## Data supplied
=======
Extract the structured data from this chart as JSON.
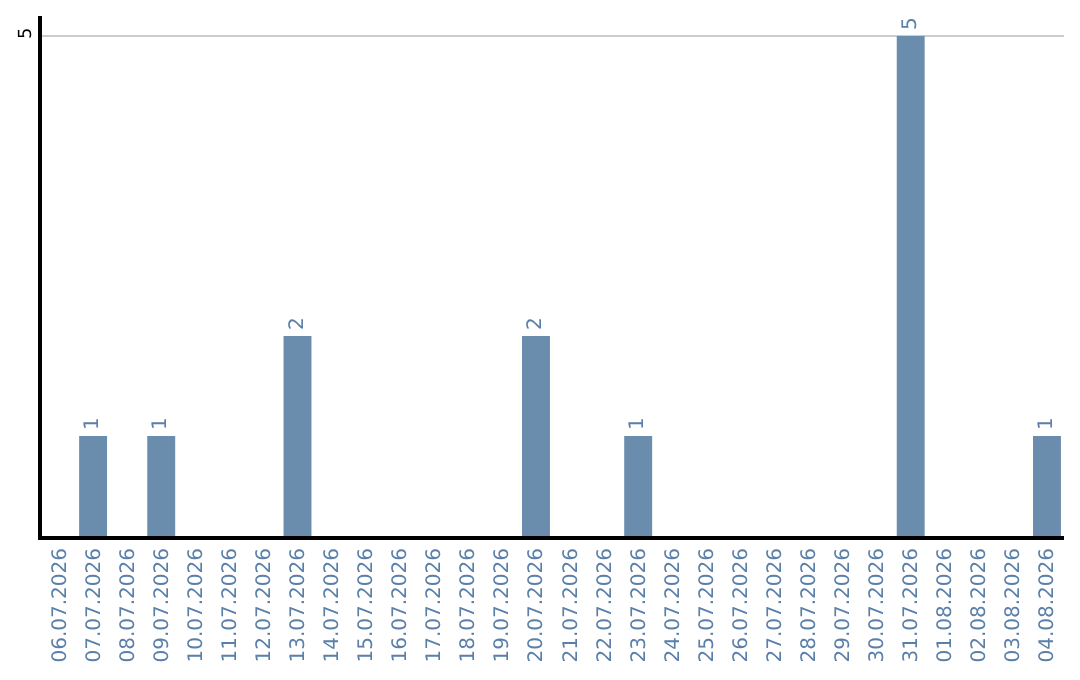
{
  "chart_data": {
    "type": "bar",
    "categories": [
      "06.07.2026",
      "07.07.2026",
      "08.07.2026",
      "09.07.2026",
      "10.07.2026",
      "11.07.2026",
      "12.07.2026",
      "13.07.2026",
      "14.07.2026",
      "15.07.2026",
      "16.07.2026",
      "17.07.2026",
      "18.07.2026",
      "19.07.2026",
      "20.07.2026",
      "21.07.2026",
      "22.07.2026",
      "23.07.2026",
      "24.07.2026",
      "25.07.2026",
      "26.07.2026",
      "27.07.2026",
      "28.07.2026",
      "29.07.2026",
      "30.07.2026",
      "31.07.2026",
      "01.08.2026",
      "02.08.2026",
      "03.08.2026",
      "04.08.2026"
    ],
    "values": [
      0,
      1,
      0,
      1,
      0,
      0,
      0,
      2,
      0,
      0,
      0,
      0,
      0,
      0,
      2,
      0,
      0,
      1,
      0,
      0,
      0,
      0,
      0,
      0,
      0,
      5,
      0,
      0,
      0,
      1
    ],
    "value_labels": [
      null,
      "1",
      null,
      "1",
      null,
      null,
      null,
      "2",
      null,
      null,
      null,
      null,
      null,
      null,
      "2",
      null,
      null,
      "1",
      null,
      null,
      null,
      null,
      null,
      null,
      null,
      "5",
      null,
      null,
      null,
      "1"
    ],
    "color": "#6a8cad",
    "ylim": [
      0,
      5.2
    ],
    "yticks": [
      5
    ],
    "grid": "y"
  }
}
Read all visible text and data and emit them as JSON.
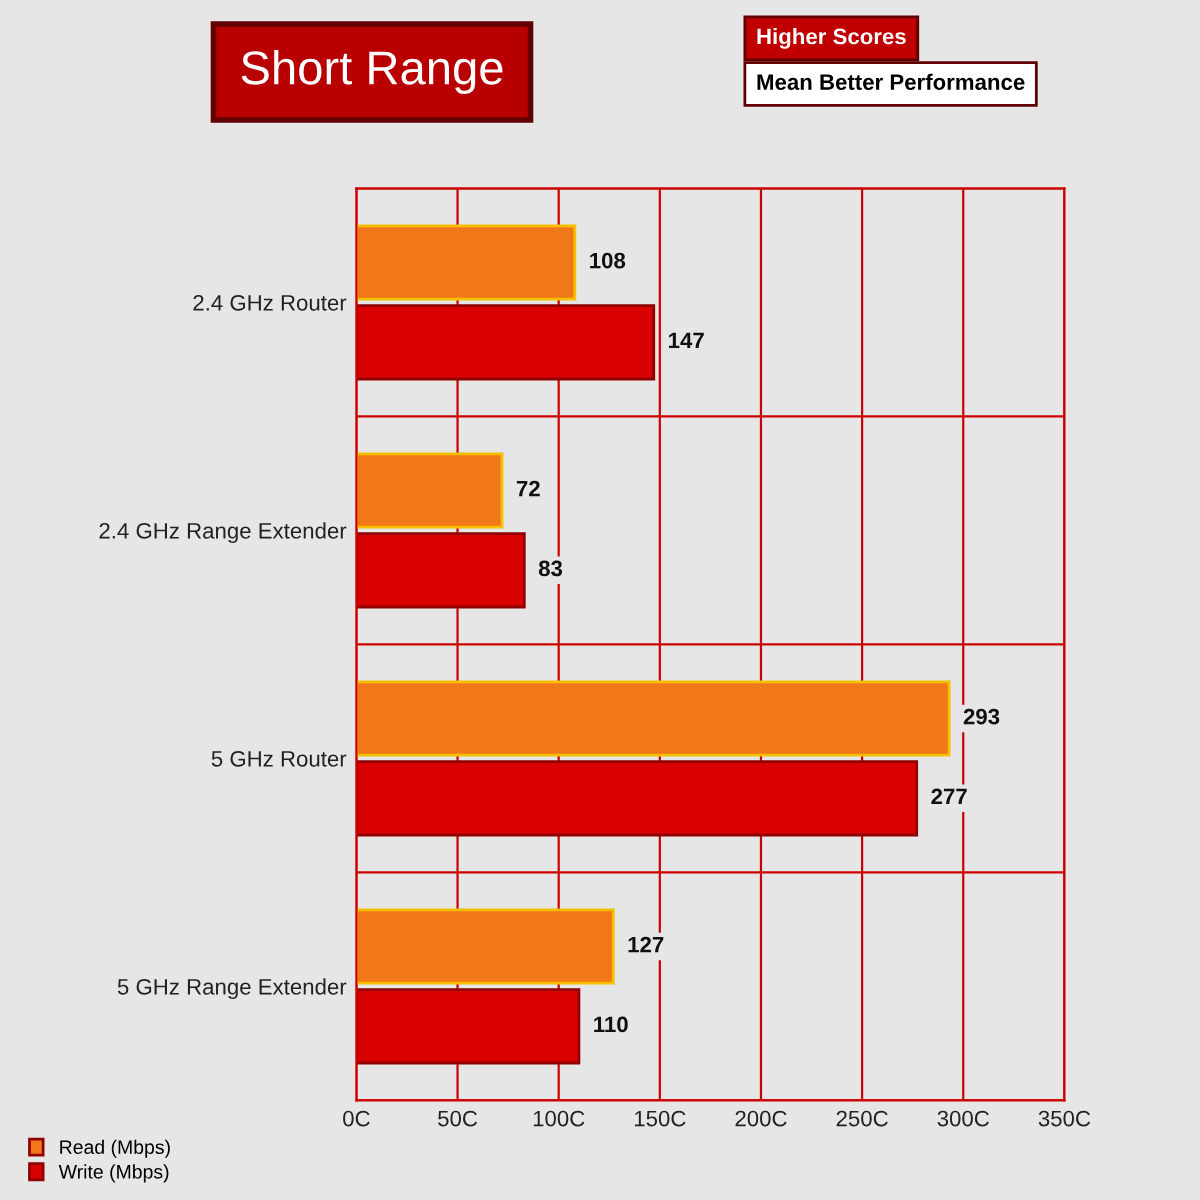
{
  "chart_data": {
    "type": "bar",
    "orientation": "horizontal",
    "title": "Short Range",
    "annotations": [
      "Higher Scores",
      "Mean Better Performance"
    ],
    "categories": [
      "2.4 GHz Router",
      "2.4 GHz Range Extender",
      "5 GHz Router",
      "5 GHz Range Extender"
    ],
    "series": [
      {
        "name": "Read (Mbps)",
        "color": "#f07818",
        "values": [
          108,
          72,
          293,
          127
        ]
      },
      {
        "name": "Write (Mbps)",
        "color": "#d80000",
        "values": [
          147,
          83,
          277,
          110
        ]
      }
    ],
    "xlim": [
      0,
      350
    ],
    "xticks": [
      {
        "value": 0,
        "label": "0C"
      },
      {
        "value": 50,
        "label": "50C"
      },
      {
        "value": 100,
        "label": "100C"
      },
      {
        "value": 150,
        "label": "150C"
      },
      {
        "value": 200,
        "label": "200C"
      },
      {
        "value": 250,
        "label": "250C"
      },
      {
        "value": 300,
        "label": "300C"
      },
      {
        "value": 350,
        "label": "350C"
      }
    ],
    "grid": "x",
    "data_labels": true,
    "legend": "bottom left"
  }
}
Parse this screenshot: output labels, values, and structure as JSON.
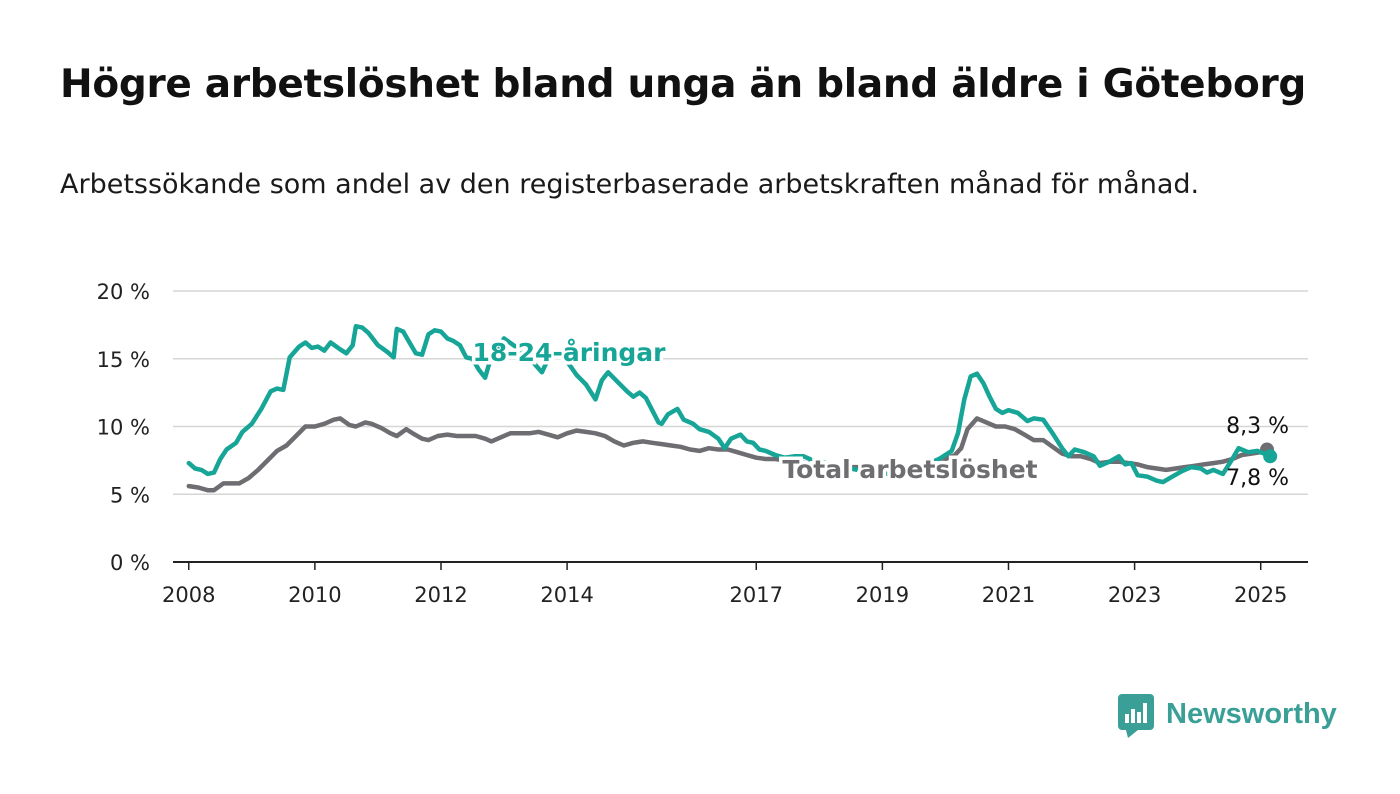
=======
## Set exercise
Repeat the records above exactly, omitting every picture.

## Task answer
Extract the structured data from this chart as JSON.
{
  "chart_data": {
    "type": "bar",
    "categories": [
      "06.07.2026",
      "07.07.2026",
      "08.07.2026",
      "09.07.2026",
      "10.07.2026",
      "11.07.2026",
      "12.07.2026",
      "13.07.2026",
      "14.07.2026",
      "15.07.2026",
      "16.07.2026",
      "17.07.2026",
      "18.07.2026",
      "19.07.2026",
      "20.07.2026",
      "21.07.2026",
      "22.07.2026",
      "23.07.2026",
      "24.07.2026",
      "25.07.2026",
      "26.07.2026",
      "27.07.2026",
      "28.07.2026",
      "29.07.2026",
      "30.07.2026",
      "31.07.2026",
      "01.08.2026",
      "02.08.2026",
      "03.08.2026",
      "04.08.2026"
    ],
    "values": [
      0,
      1,
      0,
      1,
      0,
      0,
      0,
      2,
      0,
      0,
      0,
      0,
      0,
      0,
      2,
      0,
      0,
      1,
      0,
      0,
      0,
      0,
      0,
      0,
      0,
      5,
      0,
      0,
      0,
      1
    ],
    "value_labels": [
      null,
      "1",
      null,
      "1",
      null,
      null,
      null,
      "2",
      null,
      null,
      null,
      null,
      null,
      null,
      "2",
      null,
      null,
      "1",
      null,
      null,
      null,
      null,
      null,
      null,
      null,
      "5",
      null,
      null,
      null,
      "1"
    ],
    "color": "#6a8cad",
    "ylim": [
      0,
      5.2
    ],
    "yticks": [
      5
    ],
    "grid": "y"
  }
}
Read all visible text and data and emit them as JSON.
{
  "chart_data": {
    "type": "bar",
    "orientation": "horizontal",
    "title": "Short Range",
    "annotations": [
      "Higher Scores",
      "Mean Better Performance"
    ],
    "categories": [
      "2.4 GHz Router",
      "2.4 GHz Range Extender",
      "5 GHz Router",
      "5 GHz Range Extender"
    ],
    "series": [
      {
        "name": "Read (Mbps)",
        "color": "#f07818",
        "values": [
          108,
          72,
          293,
          127
        ]
      },
      {
        "name": "Write (Mbps)",
        "color": "#d80000",
        "values": [
          147,
          83,
          277,
          110
        ]
      }
    ],
    "xlim": [
      0,
      350
    ],
    "xticks": [
      {
        "value": 0,
        "label": "0C"
      },
      {
        "value": 50,
        "label": "50C"
      },
      {
        "value": 100,
        "label": "100C"
      },
      {
        "value": 150,
        "label": "150C"
      },
      {
        "value": 200,
        "label": "200C"
      },
      {
        "value": 250,
        "label": "250C"
      },
      {
        "value": 300,
        "label": "300C"
      },
      {
        "value": 350,
        "label": "350C"
      }
    ],
    "grid": "x",
    "data_labels": true,
    "legend": "bottom left"
  }
}
Parse this screenshot: output labels, values, and structure as JSON.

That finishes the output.